[Task goal]: In the material below, find each line holding the string "试验检测师之道路工程" and copy it.

-- Start of Listed records --

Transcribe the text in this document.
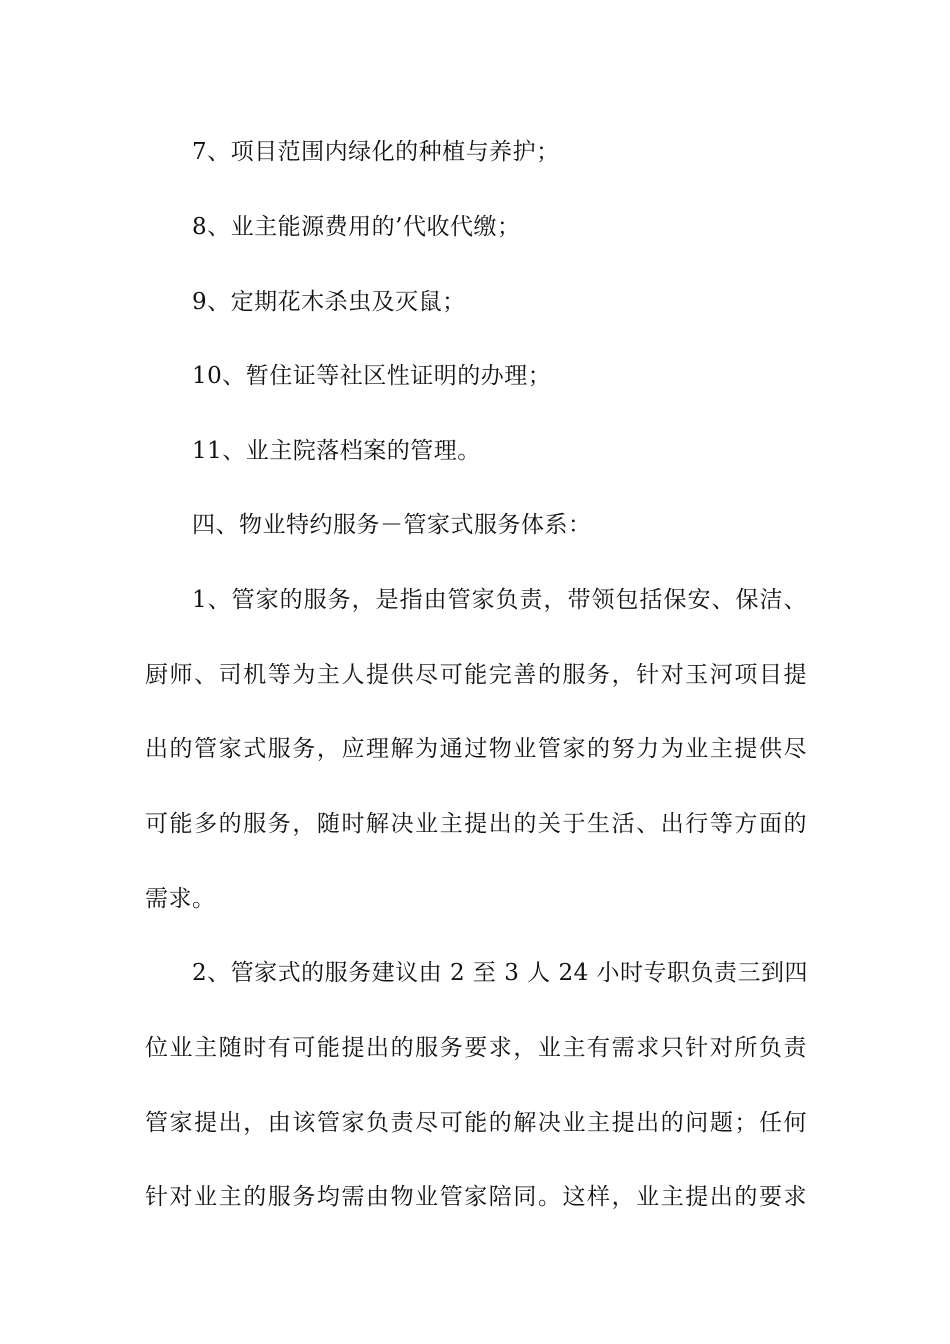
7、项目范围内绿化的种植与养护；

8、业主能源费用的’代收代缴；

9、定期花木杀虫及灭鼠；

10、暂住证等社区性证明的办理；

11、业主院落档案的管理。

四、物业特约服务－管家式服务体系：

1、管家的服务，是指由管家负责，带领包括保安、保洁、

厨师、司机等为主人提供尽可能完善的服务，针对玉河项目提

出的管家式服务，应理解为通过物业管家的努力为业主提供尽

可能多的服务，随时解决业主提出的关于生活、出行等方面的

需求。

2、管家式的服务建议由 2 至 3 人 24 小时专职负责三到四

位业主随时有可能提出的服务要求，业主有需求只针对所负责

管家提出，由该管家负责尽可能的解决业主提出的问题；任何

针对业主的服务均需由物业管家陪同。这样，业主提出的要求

-- End of Listed records --
-- Start of Listed records --

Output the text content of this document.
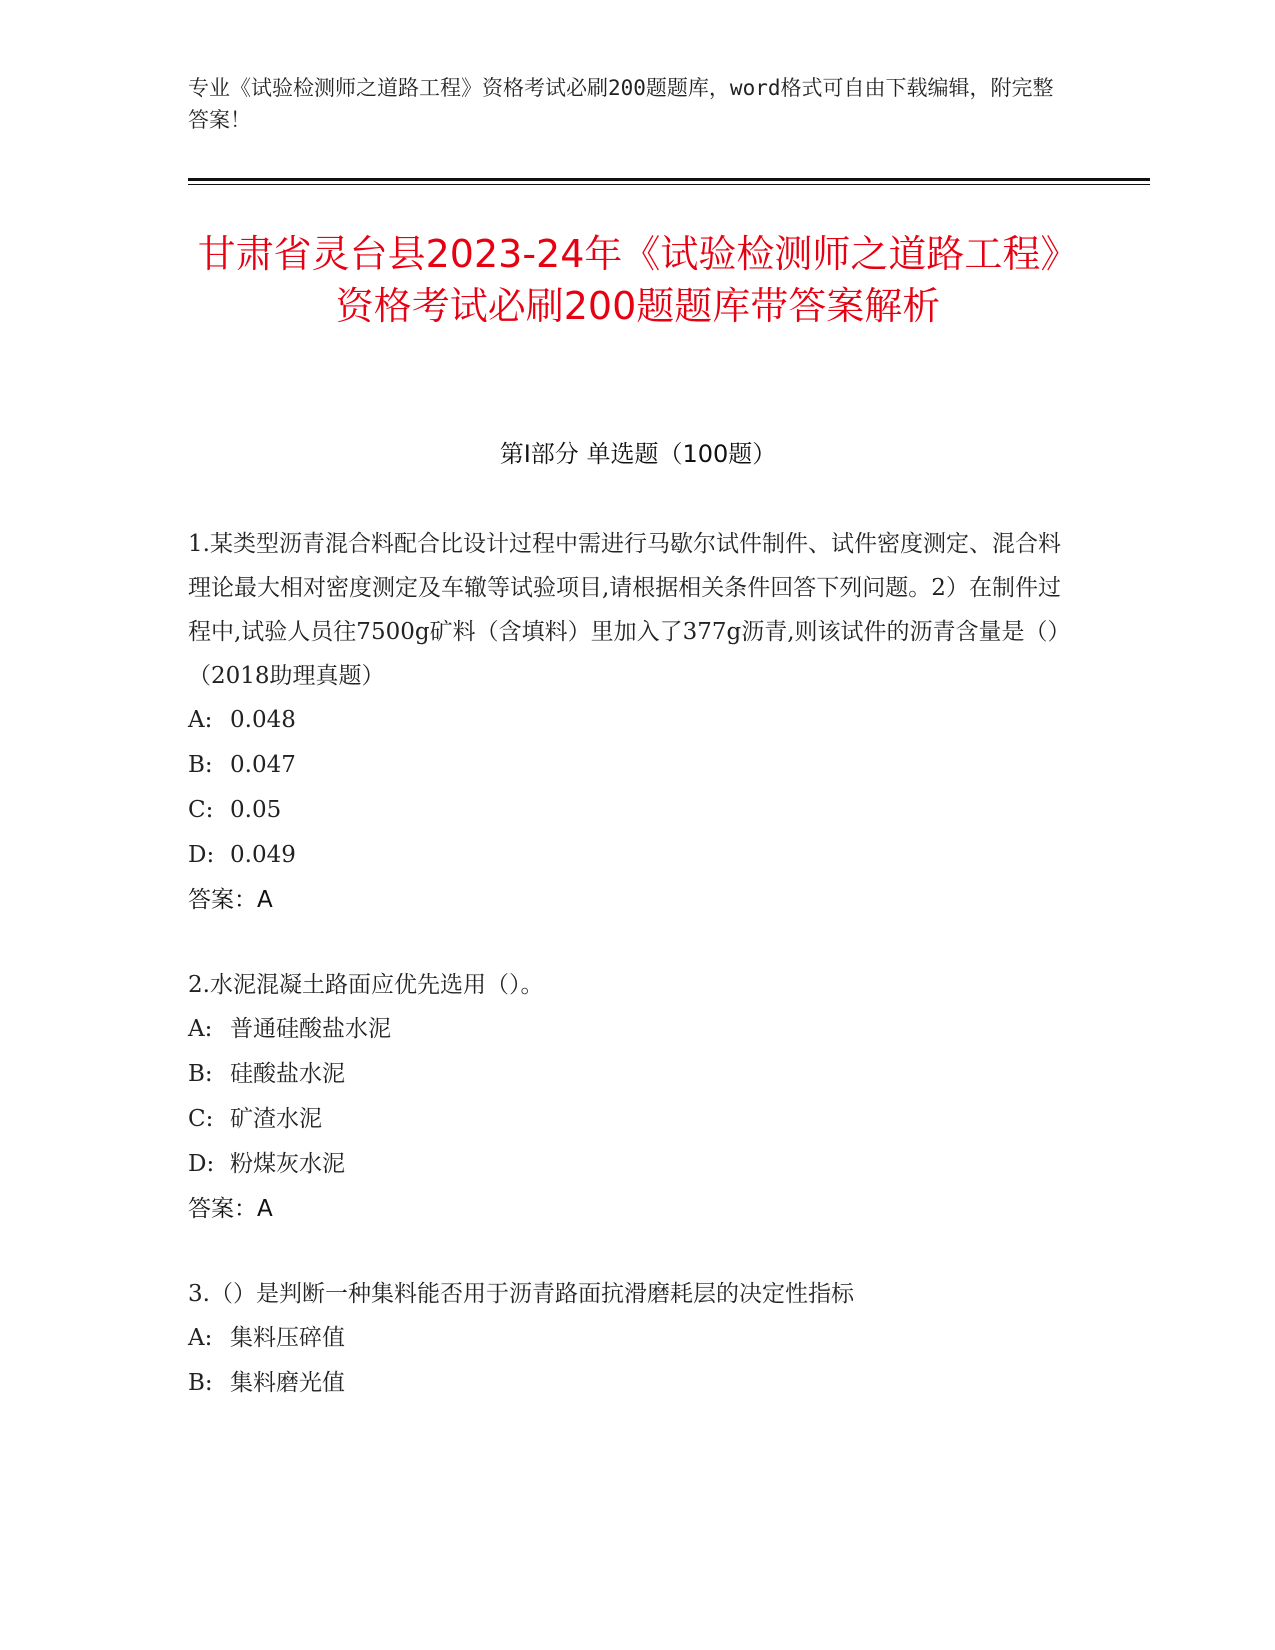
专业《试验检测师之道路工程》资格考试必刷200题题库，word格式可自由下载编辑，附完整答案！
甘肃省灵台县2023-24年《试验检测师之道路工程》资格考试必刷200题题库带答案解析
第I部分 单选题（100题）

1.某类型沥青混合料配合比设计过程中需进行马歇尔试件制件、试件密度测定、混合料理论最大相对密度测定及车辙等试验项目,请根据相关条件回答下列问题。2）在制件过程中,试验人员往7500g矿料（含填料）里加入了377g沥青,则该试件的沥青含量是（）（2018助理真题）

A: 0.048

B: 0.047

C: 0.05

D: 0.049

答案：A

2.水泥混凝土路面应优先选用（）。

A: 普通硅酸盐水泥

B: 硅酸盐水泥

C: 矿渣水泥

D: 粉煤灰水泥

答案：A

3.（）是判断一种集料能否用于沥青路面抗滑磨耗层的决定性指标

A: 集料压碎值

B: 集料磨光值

-- End of Listed records --

[The output]:
专业《试验检测师之道路工程》资格考试必刷200题题库，word格式可自由下载编辑，附完整答案！
甘肃省灵台县2023-24年《试验检测师之道路工程》资格考试必刷200题题库带答案解析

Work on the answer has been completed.